• [Data excerpts]:

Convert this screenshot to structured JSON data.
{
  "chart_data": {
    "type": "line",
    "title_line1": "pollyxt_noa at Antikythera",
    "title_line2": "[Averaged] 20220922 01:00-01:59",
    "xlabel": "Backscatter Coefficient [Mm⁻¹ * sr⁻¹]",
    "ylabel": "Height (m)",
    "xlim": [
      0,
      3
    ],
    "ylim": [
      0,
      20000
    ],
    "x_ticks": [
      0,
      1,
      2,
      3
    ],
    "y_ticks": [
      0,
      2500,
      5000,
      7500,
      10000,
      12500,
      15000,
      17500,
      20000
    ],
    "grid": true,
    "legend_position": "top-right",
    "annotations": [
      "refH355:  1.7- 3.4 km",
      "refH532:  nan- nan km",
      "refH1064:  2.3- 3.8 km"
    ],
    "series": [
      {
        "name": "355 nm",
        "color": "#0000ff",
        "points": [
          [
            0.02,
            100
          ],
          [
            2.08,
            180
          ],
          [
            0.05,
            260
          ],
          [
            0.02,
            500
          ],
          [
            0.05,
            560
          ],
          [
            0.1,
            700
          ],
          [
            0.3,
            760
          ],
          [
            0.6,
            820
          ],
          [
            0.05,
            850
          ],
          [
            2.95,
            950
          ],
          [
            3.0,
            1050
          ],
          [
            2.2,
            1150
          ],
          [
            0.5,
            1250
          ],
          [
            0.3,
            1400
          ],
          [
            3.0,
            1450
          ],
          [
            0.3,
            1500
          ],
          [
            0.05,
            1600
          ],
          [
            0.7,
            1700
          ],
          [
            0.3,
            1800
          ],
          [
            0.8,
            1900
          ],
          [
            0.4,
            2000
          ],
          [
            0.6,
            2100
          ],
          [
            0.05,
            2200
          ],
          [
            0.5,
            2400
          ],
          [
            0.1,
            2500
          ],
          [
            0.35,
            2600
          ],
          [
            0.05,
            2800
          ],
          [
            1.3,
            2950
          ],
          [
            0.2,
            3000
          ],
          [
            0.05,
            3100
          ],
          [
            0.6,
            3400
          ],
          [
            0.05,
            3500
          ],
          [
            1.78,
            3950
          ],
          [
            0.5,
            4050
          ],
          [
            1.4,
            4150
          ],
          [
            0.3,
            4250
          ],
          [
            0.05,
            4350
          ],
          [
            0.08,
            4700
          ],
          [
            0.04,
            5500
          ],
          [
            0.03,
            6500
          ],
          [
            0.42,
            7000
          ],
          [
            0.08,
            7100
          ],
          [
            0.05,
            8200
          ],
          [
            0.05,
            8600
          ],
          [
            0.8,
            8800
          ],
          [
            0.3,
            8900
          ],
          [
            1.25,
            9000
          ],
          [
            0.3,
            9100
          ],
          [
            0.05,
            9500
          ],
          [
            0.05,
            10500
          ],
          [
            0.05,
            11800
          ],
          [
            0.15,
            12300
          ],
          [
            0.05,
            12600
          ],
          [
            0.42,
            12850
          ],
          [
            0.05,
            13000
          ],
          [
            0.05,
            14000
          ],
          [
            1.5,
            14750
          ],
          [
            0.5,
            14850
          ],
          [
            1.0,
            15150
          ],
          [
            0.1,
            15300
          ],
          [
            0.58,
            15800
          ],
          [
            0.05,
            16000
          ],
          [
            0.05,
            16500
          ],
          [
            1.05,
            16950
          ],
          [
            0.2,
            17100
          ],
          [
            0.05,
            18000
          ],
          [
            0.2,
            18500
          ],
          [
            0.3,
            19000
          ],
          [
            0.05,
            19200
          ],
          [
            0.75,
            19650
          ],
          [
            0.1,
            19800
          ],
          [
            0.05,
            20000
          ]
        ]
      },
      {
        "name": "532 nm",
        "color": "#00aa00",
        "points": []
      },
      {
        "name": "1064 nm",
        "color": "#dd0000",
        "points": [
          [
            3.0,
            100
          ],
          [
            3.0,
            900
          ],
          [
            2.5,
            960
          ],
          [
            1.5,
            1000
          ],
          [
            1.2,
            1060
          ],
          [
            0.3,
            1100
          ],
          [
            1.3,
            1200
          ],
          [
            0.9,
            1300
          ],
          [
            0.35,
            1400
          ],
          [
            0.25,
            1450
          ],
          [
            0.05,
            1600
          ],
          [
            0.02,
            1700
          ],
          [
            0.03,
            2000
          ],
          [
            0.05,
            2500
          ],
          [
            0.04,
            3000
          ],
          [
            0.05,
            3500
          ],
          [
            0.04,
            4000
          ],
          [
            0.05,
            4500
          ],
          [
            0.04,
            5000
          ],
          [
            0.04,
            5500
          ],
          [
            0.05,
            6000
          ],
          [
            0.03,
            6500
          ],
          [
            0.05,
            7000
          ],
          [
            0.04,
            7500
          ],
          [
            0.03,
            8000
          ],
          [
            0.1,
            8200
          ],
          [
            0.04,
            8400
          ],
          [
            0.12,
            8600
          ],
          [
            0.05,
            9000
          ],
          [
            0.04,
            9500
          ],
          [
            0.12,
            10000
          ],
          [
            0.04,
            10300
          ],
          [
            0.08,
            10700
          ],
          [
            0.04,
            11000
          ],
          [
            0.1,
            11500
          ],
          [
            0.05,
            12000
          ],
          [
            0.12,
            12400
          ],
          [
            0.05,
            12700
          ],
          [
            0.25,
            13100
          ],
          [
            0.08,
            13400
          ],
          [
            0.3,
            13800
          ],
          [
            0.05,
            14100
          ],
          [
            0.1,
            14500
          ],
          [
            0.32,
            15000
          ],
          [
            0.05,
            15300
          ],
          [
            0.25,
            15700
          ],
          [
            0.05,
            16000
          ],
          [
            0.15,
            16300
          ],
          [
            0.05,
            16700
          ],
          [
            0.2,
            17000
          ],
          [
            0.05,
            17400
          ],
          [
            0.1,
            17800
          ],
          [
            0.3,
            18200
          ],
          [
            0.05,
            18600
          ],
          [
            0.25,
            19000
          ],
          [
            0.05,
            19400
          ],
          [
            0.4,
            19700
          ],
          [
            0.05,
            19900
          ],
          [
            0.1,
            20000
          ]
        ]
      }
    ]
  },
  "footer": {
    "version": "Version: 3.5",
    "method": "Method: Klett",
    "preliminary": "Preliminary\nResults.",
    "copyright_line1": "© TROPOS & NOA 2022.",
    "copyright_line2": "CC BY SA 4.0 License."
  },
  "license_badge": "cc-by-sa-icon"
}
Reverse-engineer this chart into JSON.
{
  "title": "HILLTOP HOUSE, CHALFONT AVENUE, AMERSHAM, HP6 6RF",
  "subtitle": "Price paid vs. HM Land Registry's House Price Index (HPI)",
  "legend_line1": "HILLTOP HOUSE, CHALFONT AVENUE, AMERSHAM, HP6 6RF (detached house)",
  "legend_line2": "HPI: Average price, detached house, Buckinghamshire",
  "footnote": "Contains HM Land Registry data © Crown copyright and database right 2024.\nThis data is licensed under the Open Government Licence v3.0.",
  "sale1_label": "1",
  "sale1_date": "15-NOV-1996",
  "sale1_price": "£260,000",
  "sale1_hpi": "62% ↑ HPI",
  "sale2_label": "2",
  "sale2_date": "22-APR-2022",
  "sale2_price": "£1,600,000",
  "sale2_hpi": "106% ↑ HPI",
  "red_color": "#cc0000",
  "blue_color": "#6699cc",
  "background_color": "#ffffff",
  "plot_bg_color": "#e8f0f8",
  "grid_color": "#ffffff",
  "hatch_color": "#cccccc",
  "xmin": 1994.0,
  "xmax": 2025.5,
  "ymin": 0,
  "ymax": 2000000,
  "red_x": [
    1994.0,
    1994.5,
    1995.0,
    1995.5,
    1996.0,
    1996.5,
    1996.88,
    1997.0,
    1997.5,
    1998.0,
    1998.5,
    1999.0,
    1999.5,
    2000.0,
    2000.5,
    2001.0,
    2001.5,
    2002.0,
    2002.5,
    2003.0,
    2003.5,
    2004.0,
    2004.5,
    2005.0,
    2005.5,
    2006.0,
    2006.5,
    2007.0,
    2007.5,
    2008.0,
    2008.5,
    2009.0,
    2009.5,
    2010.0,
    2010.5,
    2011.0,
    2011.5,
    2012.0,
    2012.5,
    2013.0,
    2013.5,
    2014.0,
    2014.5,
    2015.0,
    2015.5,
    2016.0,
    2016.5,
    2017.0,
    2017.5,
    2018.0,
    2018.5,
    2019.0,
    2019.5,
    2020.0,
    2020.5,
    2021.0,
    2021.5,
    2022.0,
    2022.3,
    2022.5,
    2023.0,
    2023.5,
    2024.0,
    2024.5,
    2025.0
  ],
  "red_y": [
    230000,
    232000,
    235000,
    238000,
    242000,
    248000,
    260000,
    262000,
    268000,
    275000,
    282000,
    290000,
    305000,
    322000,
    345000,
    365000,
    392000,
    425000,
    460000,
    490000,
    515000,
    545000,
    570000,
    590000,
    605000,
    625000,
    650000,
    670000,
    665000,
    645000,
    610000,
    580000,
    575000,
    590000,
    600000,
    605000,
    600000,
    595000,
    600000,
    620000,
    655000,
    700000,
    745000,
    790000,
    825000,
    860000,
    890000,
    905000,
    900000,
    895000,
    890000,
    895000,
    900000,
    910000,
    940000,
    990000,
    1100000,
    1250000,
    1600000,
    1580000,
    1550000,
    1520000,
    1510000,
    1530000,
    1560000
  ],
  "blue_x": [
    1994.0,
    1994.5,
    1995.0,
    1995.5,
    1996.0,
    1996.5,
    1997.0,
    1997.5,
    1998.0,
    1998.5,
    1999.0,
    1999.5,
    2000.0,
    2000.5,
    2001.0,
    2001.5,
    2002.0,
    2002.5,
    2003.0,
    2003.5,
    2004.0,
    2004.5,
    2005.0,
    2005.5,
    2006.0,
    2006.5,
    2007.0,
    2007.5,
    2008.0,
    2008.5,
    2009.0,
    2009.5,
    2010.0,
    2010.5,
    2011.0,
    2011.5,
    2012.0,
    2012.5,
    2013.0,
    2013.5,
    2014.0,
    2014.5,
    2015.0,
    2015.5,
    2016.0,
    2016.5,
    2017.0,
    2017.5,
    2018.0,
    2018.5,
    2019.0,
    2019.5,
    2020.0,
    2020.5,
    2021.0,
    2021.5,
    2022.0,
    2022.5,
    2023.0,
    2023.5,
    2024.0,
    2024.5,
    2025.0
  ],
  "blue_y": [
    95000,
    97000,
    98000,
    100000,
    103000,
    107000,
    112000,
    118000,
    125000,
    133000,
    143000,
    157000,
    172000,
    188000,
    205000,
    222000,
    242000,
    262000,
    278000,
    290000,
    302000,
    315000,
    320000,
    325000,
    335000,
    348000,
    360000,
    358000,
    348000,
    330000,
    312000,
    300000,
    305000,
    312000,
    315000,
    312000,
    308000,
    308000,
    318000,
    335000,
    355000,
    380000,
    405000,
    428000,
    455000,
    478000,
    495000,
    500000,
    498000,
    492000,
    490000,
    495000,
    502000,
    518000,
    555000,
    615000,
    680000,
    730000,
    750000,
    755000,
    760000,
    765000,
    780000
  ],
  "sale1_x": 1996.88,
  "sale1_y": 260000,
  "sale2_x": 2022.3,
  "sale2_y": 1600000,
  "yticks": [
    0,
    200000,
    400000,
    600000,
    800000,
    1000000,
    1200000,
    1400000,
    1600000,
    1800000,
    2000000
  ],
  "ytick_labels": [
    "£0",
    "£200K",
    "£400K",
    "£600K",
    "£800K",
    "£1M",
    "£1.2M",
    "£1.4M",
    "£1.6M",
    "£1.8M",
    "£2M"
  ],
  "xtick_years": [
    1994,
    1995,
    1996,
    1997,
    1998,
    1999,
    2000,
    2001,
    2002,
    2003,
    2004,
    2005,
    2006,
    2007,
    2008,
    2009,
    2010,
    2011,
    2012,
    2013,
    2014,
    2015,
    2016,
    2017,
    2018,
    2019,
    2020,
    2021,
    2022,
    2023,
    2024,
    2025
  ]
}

• [Stated exercise]:
Using the listing, say how many lines include the word "detached", and add nothing else.

• [Result of the exercise]:
2